Goal: Make an exact transcription of the material, leaving out all images.

Data shown:
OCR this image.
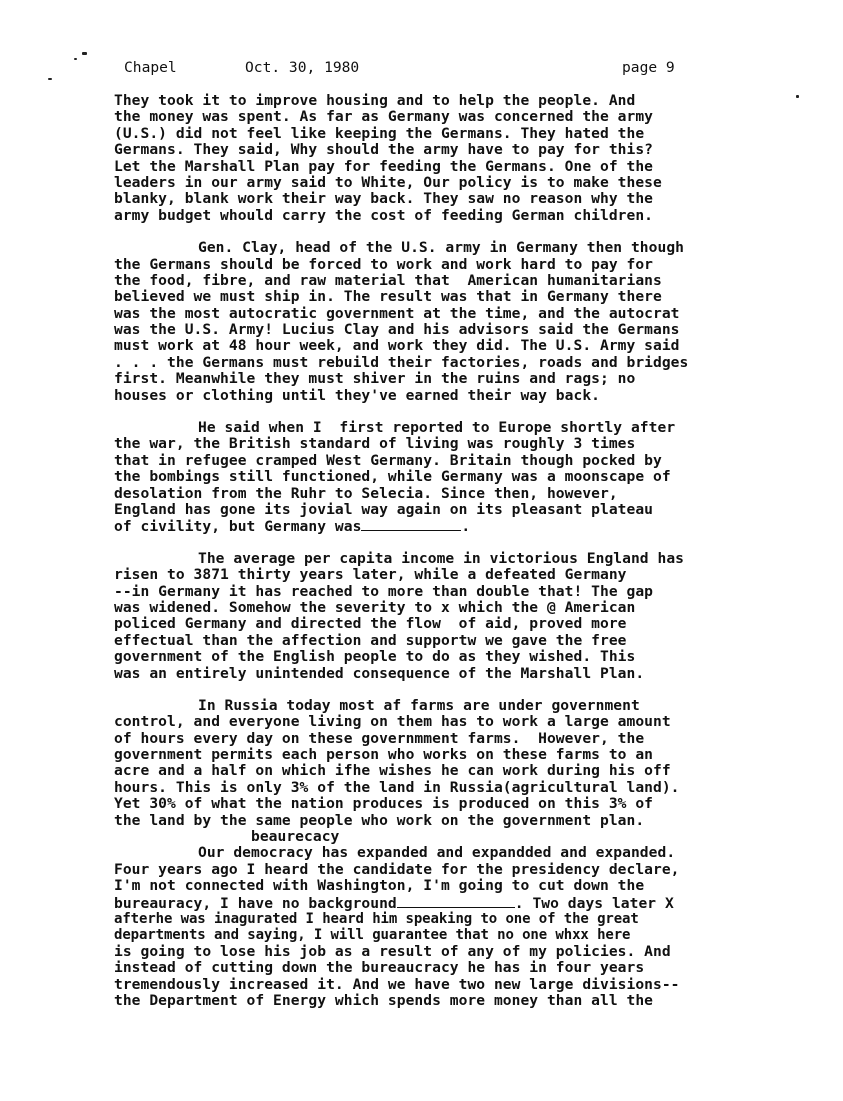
Chapel

	Oct. 30, 1980

	page 9

They took it to improve housing and to help the people. And
the money was spent. As far as Germany was concerned the army
(U.S.) did not feel like keeping the Germans. They hated the
Germans. They said, Why should the army have to pay for this?
Let the Marshall Plan pay for feeding the Germans. One of the
leaders in our army said to White, Our policy is to make these
blanky, blank work their way back. They saw no reason why the
army budget whould carry the cost of feeding German children.
Gen. Clay, head of the U.S. army in Germany then though
the Germans should be forced to work and work hard to pay for
the food, fibre, and raw material that  American humanitarians
believed we must ship in. The result was that in Germany there
was the most autocratic government at the time, and the autocrat
was the U.S. Army! Lucius Clay and his advisors said the Germans
must work at 48 hour week, and work they did. The U.S. Army said
. . . the Germans must rebuild their factories, roads and bridges
first. Meanwhile they must shiver in the ruins and rags; no
houses or clothing until they've earned their way back.
He said when I  first reported to Europe shortly after
the war, the British standard of living was roughly 3 times
that in refugee cramped West Germany. Britain though pocked by
the bombings still functioned, while Germany was a moonscape of
desolation from the Ruhr to Selecia. Since then, however,
England has gone its jovial way again on its pleasant plateau
of civility, but Germany was	.
The average per capita income in victorious England has
risen to 3871 thirty years later, while a defeated Germany
--in Germany it has reached to more than double that! The gap
was widened. Somehow the severity to x which the @ American
policed Germany and directed the flow  of aid, proved more
effectual than the affection and supportw we gave the free
government of the English people to do as they wished. This
was an entirely unintended consequence of the Marshall Plan.
In Russia today most af farms are under government
control, and everyone living on them has to work a large amount
of hours every day on these governmment farms.  However, the
government permits each person who works on these farms to an
acre and a half on which ifhe wishes he can work during his off
hours. This is only 3% of the land in Russia(agricultural land).
Yet 30% of what the nation produces is produced on this 3% of
the land by the same people who work on the government plan.
beaurecacy
Our democracy has expanded and expandded and expanded.
Four years ago I heard the candidate for the presidency declare,
I'm not connected with Washington, I'm going to cut down the
bureauracy, I have no background	. Two days later X
afterhe was inagurated I heard him speaking to one of the great
departments and saying, I will guarantee that no one whxx here
is going to lose his job as a result of any of my policies. And
instead of cutting down the bureaucracy he has in four years
tremendously increased it. And we have two new large divisions--
the Department of Energy which spends more money than all the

Solved problem:
OCR this image.
Chapel

	Oct. 30, 1980

	page 9

They took it to improve housing and to help the people. And
the money was spent. As far as Germany was concerned the army
(U.S.) did not feel like keeping the Germans. They hated the
Germans. They said, Why should the army have to pay for this?
Let the Marshall Plan pay for feeding the Germans. One of the
leaders in our army said to White, Our policy is to make these
blanky, blank work their way back. They saw no reason why the
army budget whould carry the cost of feeding German children.
Gen. Clay, head of the U.S. army in Germany then though
the Germans should be forced to work and work hard to pay for
the food, fibre, and raw material that  American humanitarians
believed we must ship in. The result was that in Germany there
was the most autocratic government at the time, and the autocrat
was the U.S. Army! Lucius Clay and his advisors said the Germans
must work at 48 hour week, and work they did. The U.S. Army said
. . . the Germans must rebuild their factories, roads and bridges
first. Meanwhile they must shiver in the ruins and rags; no
houses or clothing until they've earned their way back.
He said when I  first reported to Europe shortly after
the war, the British standard of living was roughly 3 times
that in refugee cramped West Germany. Britain though pocked by
the bombings still functioned, while Germany was a moonscape of
desolation from the Ruhr to Selecia. Since then, however,
England has gone its jovial way again on its pleasant plateau
of civility, but Germany was	.
The average per capita income in victorious England has
risen to 3871 thirty years later, while a defeated Germany
--in Germany it has reached to more than double that! The gap
was widened. Somehow the severity to x which the @ American
policed Germany and directed the flow  of aid, proved more
effectual than the affection and supportw we gave the free
government of the English people to do as they wished. This
was an entirely unintended consequence of the Marshall Plan.
In Russia today most af farms are under government
control, and everyone living on them has to work a large amount
of hours every day on these governmment farms.  However, the
government permits each person who works on these farms to an
acre and a half on which ifhe wishes he can work during his off
hours. This is only 3% of the land in Russia(agricultural land).
Yet 30% of what the nation produces is produced on this 3% of
the land by the same people who work on the government plan.
beaurecacy
Our democracy has expanded and expandded and expanded.
Four years ago I heard the candidate for the presidency declare,
I'm not connected with Washington, I'm going to cut down the
bureauracy, I have no background	. Two days later X
afterhe was inagurated I heard him speaking to one of the great
departments and saying, I will guarantee that no one whxx here
is going to lose his job as a result of any of my policies. And
instead of cutting down the bureaucracy he has in four years
tremendously increased it. And we have two new large divisions--
the Department of Energy which spends more money than all the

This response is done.